== PROBLEM DESCRIPTION ==
Every entry must be copied word for word.

== LISTED ENTRIES ==
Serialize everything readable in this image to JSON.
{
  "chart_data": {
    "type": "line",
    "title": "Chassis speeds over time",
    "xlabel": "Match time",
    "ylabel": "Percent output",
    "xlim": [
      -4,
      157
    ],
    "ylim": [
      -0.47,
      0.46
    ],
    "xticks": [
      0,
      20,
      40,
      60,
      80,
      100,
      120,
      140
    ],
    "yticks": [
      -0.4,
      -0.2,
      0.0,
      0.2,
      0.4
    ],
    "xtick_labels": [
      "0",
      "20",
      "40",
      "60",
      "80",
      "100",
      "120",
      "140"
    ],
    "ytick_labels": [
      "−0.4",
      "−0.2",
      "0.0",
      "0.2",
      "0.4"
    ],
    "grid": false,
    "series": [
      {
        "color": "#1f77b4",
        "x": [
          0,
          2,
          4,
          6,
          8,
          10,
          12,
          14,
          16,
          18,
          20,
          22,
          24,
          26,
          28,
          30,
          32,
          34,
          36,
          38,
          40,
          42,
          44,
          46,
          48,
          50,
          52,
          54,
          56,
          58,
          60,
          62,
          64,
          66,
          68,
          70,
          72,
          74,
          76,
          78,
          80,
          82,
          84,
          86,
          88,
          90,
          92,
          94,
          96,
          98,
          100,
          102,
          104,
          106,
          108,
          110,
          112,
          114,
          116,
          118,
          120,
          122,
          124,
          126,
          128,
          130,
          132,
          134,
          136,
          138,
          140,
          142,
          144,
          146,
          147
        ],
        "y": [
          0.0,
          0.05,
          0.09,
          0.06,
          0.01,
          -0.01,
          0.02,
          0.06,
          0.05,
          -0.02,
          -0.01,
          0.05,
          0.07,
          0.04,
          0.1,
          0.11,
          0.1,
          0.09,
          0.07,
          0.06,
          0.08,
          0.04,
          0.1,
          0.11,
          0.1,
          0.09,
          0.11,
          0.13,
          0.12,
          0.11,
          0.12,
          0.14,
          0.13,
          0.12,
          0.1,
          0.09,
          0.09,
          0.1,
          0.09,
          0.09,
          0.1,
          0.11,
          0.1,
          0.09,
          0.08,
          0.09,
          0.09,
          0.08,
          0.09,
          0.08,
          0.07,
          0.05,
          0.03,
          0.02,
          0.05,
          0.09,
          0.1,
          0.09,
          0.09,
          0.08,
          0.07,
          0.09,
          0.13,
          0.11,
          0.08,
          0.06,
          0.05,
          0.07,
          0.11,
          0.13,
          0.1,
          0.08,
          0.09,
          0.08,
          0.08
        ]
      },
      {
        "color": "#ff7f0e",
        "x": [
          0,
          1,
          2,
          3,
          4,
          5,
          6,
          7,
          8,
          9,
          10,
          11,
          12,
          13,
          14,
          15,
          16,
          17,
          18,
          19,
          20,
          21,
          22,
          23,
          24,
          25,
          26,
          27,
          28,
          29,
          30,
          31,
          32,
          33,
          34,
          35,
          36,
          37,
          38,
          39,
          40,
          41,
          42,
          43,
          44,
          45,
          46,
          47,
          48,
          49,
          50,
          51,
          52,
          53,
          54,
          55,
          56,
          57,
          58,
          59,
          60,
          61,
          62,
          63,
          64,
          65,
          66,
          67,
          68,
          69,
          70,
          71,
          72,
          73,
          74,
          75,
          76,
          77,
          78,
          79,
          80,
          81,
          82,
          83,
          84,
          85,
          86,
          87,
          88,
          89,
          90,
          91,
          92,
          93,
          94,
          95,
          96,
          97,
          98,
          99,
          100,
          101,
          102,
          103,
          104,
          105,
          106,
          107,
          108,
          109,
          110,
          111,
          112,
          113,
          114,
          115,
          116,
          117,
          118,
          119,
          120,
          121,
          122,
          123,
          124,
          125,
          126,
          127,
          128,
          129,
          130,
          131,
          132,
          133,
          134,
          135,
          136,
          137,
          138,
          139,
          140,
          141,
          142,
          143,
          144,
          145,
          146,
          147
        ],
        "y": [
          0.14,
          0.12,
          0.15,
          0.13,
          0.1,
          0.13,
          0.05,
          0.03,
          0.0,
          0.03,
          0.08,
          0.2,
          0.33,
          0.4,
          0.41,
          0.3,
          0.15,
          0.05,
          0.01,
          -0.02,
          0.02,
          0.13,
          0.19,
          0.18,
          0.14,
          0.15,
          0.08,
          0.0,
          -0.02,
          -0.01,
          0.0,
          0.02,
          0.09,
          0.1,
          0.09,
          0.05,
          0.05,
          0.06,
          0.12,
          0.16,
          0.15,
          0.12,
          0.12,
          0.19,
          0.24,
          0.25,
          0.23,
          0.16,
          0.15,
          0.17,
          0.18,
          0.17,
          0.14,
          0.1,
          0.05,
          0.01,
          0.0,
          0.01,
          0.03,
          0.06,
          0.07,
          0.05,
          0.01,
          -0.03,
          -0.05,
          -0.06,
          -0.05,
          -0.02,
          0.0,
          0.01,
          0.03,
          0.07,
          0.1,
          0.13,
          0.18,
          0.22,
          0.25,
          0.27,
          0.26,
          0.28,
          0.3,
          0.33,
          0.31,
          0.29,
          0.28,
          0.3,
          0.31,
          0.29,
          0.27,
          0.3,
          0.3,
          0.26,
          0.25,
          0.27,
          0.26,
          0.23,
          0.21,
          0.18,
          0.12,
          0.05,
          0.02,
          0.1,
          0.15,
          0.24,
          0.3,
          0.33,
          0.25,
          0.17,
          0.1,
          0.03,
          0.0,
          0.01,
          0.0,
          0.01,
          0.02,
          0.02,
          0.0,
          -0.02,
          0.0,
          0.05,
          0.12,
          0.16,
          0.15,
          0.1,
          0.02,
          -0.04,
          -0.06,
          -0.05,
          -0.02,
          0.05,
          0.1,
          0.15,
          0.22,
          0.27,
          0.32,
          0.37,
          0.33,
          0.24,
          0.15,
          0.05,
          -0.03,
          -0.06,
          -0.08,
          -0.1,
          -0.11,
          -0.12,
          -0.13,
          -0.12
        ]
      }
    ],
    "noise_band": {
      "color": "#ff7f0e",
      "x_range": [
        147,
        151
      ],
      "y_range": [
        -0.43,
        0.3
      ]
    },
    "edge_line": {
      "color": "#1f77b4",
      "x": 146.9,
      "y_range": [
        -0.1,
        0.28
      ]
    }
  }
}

== THE SOLUTION ==
Serialize everything readable in this image to JSON.
{
  "chart_data": {
    "type": "line",
    "title": "Chassis speeds over time",
    "xlabel": "Match time",
    "ylabel": "Percent output",
    "xlim": [
      -4,
      157
    ],
    "ylim": [
      -0.47,
      0.46
    ],
    "xticks": [
      0,
      20,
      40,
      60,
      80,
      100,
      120,
      140
    ],
    "yticks": [
      -0.4,
      -0.2,
      0.0,
      0.2,
      0.4
    ],
    "xtick_labels": [
      "0",
      "20",
      "40",
      "60",
      "80",
      "100",
      "120",
      "140"
    ],
    "ytick_labels": [
      "−0.4",
      "−0.2",
      "0.0",
      "0.2",
      "0.4"
    ],
    "grid": false,
    "series": [
      {
        "color": "#1f77b4",
        "x": [
          0,
          2,
          4,
          6,
          8,
          10,
          12,
          14,
          16,
          18,
          20,
          22,
          24,
          26,
          28,
          30,
          32,
          34,
          36,
          38,
          40,
          42,
          44,
          46,
          48,
          50,
          52,
          54,
          56,
          58,
          60,
          62,
          64,
          66,
          68,
          70,
          72,
          74,
          76,
          78,
          80,
          82,
          84,
          86,
          88,
          90,
          92,
          94,
          96,
          98,
          100,
          102,
          104,
          106,
          108,
          110,
          112,
          114,
          116,
          118,
          120,
          122,
          124,
          126,
          128,
          130,
          132,
          134,
          136,
          138,
          140,
          142,
          144,
          146,
          147
        ],
        "y": [
          0.0,
          0.05,
          0.09,
          0.06,
          0.01,
          -0.01,
          0.02,
          0.06,
          0.05,
          -0.02,
          -0.01,
          0.05,
          0.07,
          0.04,
          0.1,
          0.11,
          0.1,
          0.09,
          0.07,
          0.06,
          0.08,
          0.04,
          0.1,
          0.11,
          0.1,
          0.09,
          0.11,
          0.13,
          0.12,
          0.11,
          0.12,
          0.14,
          0.13,
          0.12,
          0.1,
          0.09,
          0.09,
          0.1,
          0.09,
          0.09,
          0.1,
          0.11,
          0.1,
          0.09,
          0.08,
          0.09,
          0.09,
          0.08,
          0.09,
          0.08,
          0.07,
          0.05,
          0.03,
          0.02,
          0.05,
          0.09,
          0.1,
          0.09,
          0.09,
          0.08,
          0.07,
          0.09,
          0.13,
          0.11,
          0.08,
          0.06,
          0.05,
          0.07,
          0.11,
          0.13,
          0.1,
          0.08,
          0.09,
          0.08,
          0.08
        ]
      },
      {
        "color": "#ff7f0e",
        "x": [
          0,
          1,
          2,
          3,
          4,
          5,
          6,
          7,
          8,
          9,
          10,
          11,
          12,
          13,
          14,
          15,
          16,
          17,
          18,
          19,
          20,
          21,
          22,
          23,
          24,
          25,
          26,
          27,
          28,
          29,
          30,
          31,
          32,
          33,
          34,
          35,
          36,
          37,
          38,
          39,
          40,
          41,
          42,
          43,
          44,
          45,
          46,
          47,
          48,
          49,
          50,
          51,
          52,
          53,
          54,
          55,
          56,
          57,
          58,
          59,
          60,
          61,
          62,
          63,
          64,
          65,
          66,
          67,
          68,
          69,
          70,
          71,
          72,
          73,
          74,
          75,
          76,
          77,
          78,
          79,
          80,
          81,
          82,
          83,
          84,
          85,
          86,
          87,
          88,
          89,
          90,
          91,
          92,
          93,
          94,
          95,
          96,
          97,
          98,
          99,
          100,
          101,
          102,
          103,
          104,
          105,
          106,
          107,
          108,
          109,
          110,
          111,
          112,
          113,
          114,
          115,
          116,
          117,
          118,
          119,
          120,
          121,
          122,
          123,
          124,
          125,
          126,
          127,
          128,
          129,
          130,
          131,
          132,
          133,
          134,
          135,
          136,
          137,
          138,
          139,
          140,
          141,
          142,
          143,
          144,
          145,
          146,
          147
        ],
        "y": [
          0.14,
          0.12,
          0.15,
          0.13,
          0.1,
          0.13,
          0.05,
          0.03,
          0.0,
          0.03,
          0.08,
          0.2,
          0.33,
          0.4,
          0.41,
          0.3,
          0.15,
          0.05,
          0.01,
          -0.02,
          0.02,
          0.13,
          0.19,
          0.18,
          0.14,
          0.15,
          0.08,
          0.0,
          -0.02,
          -0.01,
          0.0,
          0.02,
          0.09,
          0.1,
          0.09,
          0.05,
          0.05,
          0.06,
          0.12,
          0.16,
          0.15,
          0.12,
          0.12,
          0.19,
          0.24,
          0.25,
          0.23,
          0.16,
          0.15,
          0.17,
          0.18,
          0.17,
          0.14,
          0.1,
          0.05,
          0.01,
          0.0,
          0.01,
          0.03,
          0.06,
          0.07,
          0.05,
          0.01,
          -0.03,
          -0.05,
          -0.06,
          -0.05,
          -0.02,
          0.0,
          0.01,
          0.03,
          0.07,
          0.1,
          0.13,
          0.18,
          0.22,
          0.25,
          0.27,
          0.26,
          0.28,
          0.3,
          0.33,
          0.31,
          0.29,
          0.28,
          0.3,
          0.31,
          0.29,
          0.27,
          0.3,
          0.3,
          0.26,
          0.25,
          0.27,
          0.26,
          0.23,
          0.21,
          0.18,
          0.12,
          0.05,
          0.02,
          0.1,
          0.15,
          0.24,
          0.3,
          0.33,
          0.25,
          0.17,
          0.1,
          0.03,
          0.0,
          0.01,
          0.0,
          0.01,
          0.02,
          0.02,
          0.0,
          -0.02,
          0.0,
          0.05,
          0.12,
          0.16,
          0.15,
          0.1,
          0.02,
          -0.04,
          -0.06,
          -0.05,
          -0.02,
          0.05,
          0.1,
          0.15,
          0.22,
          0.27,
          0.32,
          0.37,
          0.33,
          0.24,
          0.15,
          0.05,
          -0.03,
          -0.06,
          -0.08,
          -0.1,
          -0.11,
          -0.12,
          -0.13,
          -0.12
        ]
      }
    ],
    "noise_band": {
      "color": "#ff7f0e",
      "x_range": [
        147,
        151
      ],
      "y_range": [
        -0.43,
        0.3
      ]
    },
    "edge_line": {
      "color": "#1f77b4",
      "x": 146.9,
      "y_range": [
        -0.1,
        0.28
      ]
    }
  }
}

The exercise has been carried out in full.